[Start of Data for processing]

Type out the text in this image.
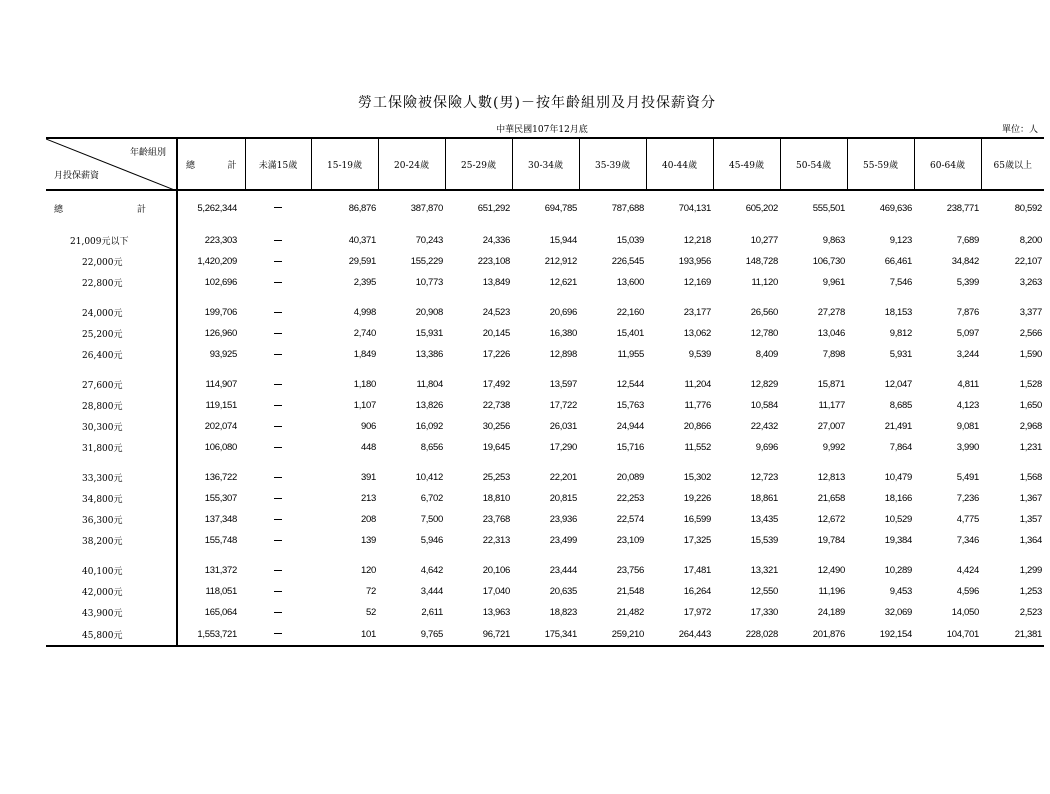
勞工保險被保險人數(男)－按年齡組別及月投保薪資分
中華民國107年12月底	單位：人
年齡組別
月投保薪資	總 計	未滿15歲	15-19歲	20-24歲	25-29歲	30-34歲	35-39歲	40-44歲	45-49歲	50-54歲	55-59歲	60-64歲	65歲以上

總 計	5,262,344		86,876	387,870	651,292	694,785	787,688	704,131	605,202	555,501	469,636	238,771	80,592
21,009元以下	223,303		40,371	70,243	24,336	15,944	15,039	12,218	10,277	9,863	9,123	7,689	8,200
22,000元	1,420,209		29,591	155,229	223,108	212,912	226,545	193,956	148,728	106,730	66,461	34,842	22,107
22,800元	102,696		2,395	10,773	13,849	12,621	13,600	12,169	11,120	9,961	7,546	5,399	3,263
24,000元	199,706		4,998	20,908	24,523	20,696	22,160	23,177	26,560	27,278	18,153	7,876	3,377
25,200元	126,960		2,740	15,931	20,145	16,380	15,401	13,062	12,780	13,046	9,812	5,097	2,566
26,400元	93,925		1,849	13,386	17,226	12,898	11,955	9,539	8,409	7,898	5,931	3,244	1,590
27,600元	114,907		1,180	11,804	17,492	13,597	12,544	11,204	12,829	15,871	12,047	4,811	1,528
28,800元	119,151		1,107	13,826	22,738	17,722	15,763	11,776	10,584	11,177	8,685	4,123	1,650
30,300元	202,074		906	16,092	30,256	26,031	24,944	20,866	22,432	27,007	21,491	9,081	2,968
31,800元	106,080		448	8,656	19,645	17,290	15,716	11,552	9,696	9,992	7,864	3,990	1,231
33,300元	136,722		391	10,412	25,253	22,201	20,089	15,302	12,723	12,813	10,479	5,491	1,568
34,800元	155,307		213	6,702	18,810	20,815	22,253	19,226	18,861	21,658	18,166	7,236	1,367
36,300元	137,348		208	7,500	23,768	23,936	22,574	16,599	13,435	12,672	10,529	4,775	1,357
38,200元	155,748		139	5,946	22,313	23,499	23,109	17,325	15,539	19,784	19,384	7,346	1,364
40,100元	131,372		120	4,642	20,106	23,444	23,756	17,481	13,321	12,490	10,289	4,424	1,299
42,000元	118,051		72	3,444	17,040	20,635	21,548	16,264	12,550	11,196	9,453	4,596	1,253
43,900元	165,064		52	2,611	13,963	18,823	21,482	17,972	17,330	24,189	32,069	14,050	2,523
45,800元	1,553,721		101	9,765	96,721	175,341	259,210	264,443	228,028	201,876	192,154	104,701	21,381
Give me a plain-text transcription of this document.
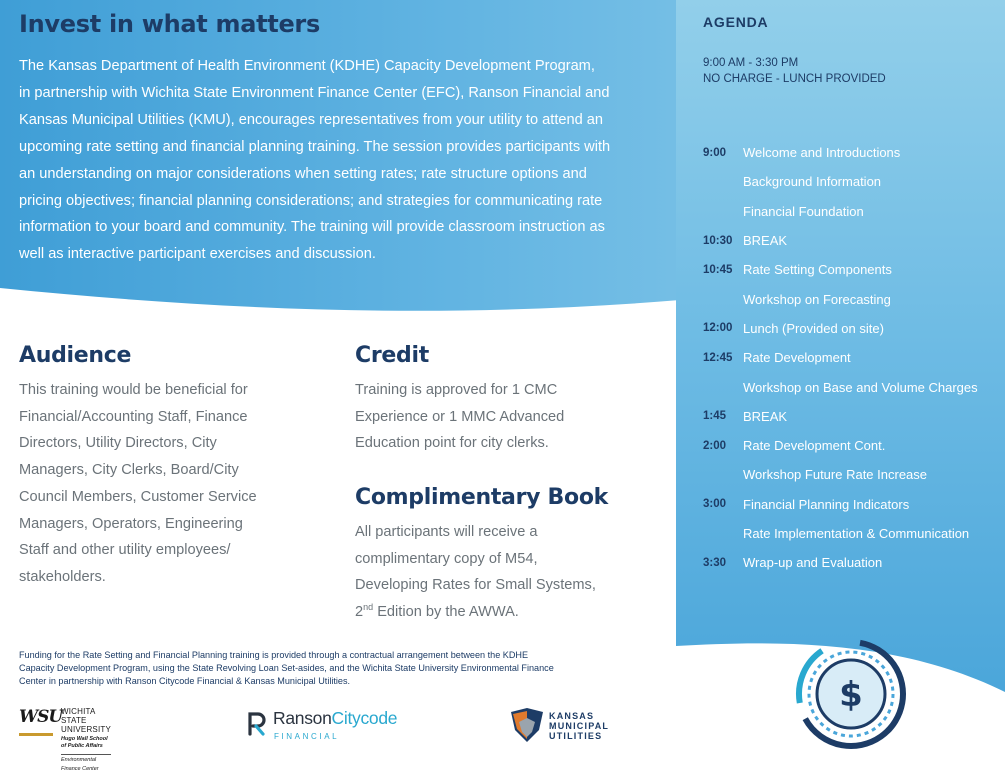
Invest in what matters
The Kansas Department of Health Environment (KDHE) Capacity Development Program,
in partnership with Wichita State Environment Finance Center (EFC), Ranson Financial and
Kansas Municipal Utilities (KMU), encourages representatives from your utility to attend an
upcoming rate setting and financial planning training. The session provides participants with
an understanding on major considerations when setting rates; rate structure options and
pricing objectives; financial planning considerations; and strategies for communicating rate
information to your board and community. The training will provide classroom instruction as
well as interactive participant exercises and discussion.
Audience
This training would be beneficial for
Financial/Accounting Staff, Finance
Directors, Utility Directors, City
Managers, City Clerks, Board/City
Council Members, Customer Service
Managers, Operators, Engineering
Staff and other utility employees/
stakeholders.
Credit
Training is approved for 1 CMC
Experience or 1 MMC Advanced
Education point for city clerks.
Complimentary Book
All participants will receive a
complimentary copy of M54,
Developing Rates for Small Systems,
2nd Edition by the AWWA.
AGENDA
9:00 AM - 3:30 PM
NO CHARGE - LUNCH PROVIDED
9:00	Welcome and Introductions
Background Information
Financial Foundation
10:30 BREAK
10:45 Rate Setting Components
Workshop on Forecasting
12:00 Lunch (Provided on site)
12:45 Rate Development
Workshop on Base and Volume Charges
1:45	BREAK
2:00	Rate Development Cont.
Workshop Future Rate Increase
3:00	Financial Planning Indicators
Rate Implementation & Communication
3:30	Wrap-up and Evaluation
Funding for the Rate Setting and Financial Planning training is provided through a contractual arrangement between the KDHE
Capacity Development Program, using the State Revolving Loan Set-asides, and the Wichita State University Environmental Finance
Center in partnership with Ranson Citycode Financial & Kansas Municipal Utilities.
WSU
WICHITA STATE
UNIVERSITY
Hugo Wall School
of Public Affairs
Environmental Finance Center
RansonCitycode
FINANCIAL
KANSAS
MUNICIPAL
UTILITIES
$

[End of Data for processing]

Exercise goal:
Pull out every line of the entries that includes the word "considerations".

Expected output:
an understanding on major considerations when setting rates; rate structure options and
pricing objectives; financial planning considerations; and strategies for communicating rate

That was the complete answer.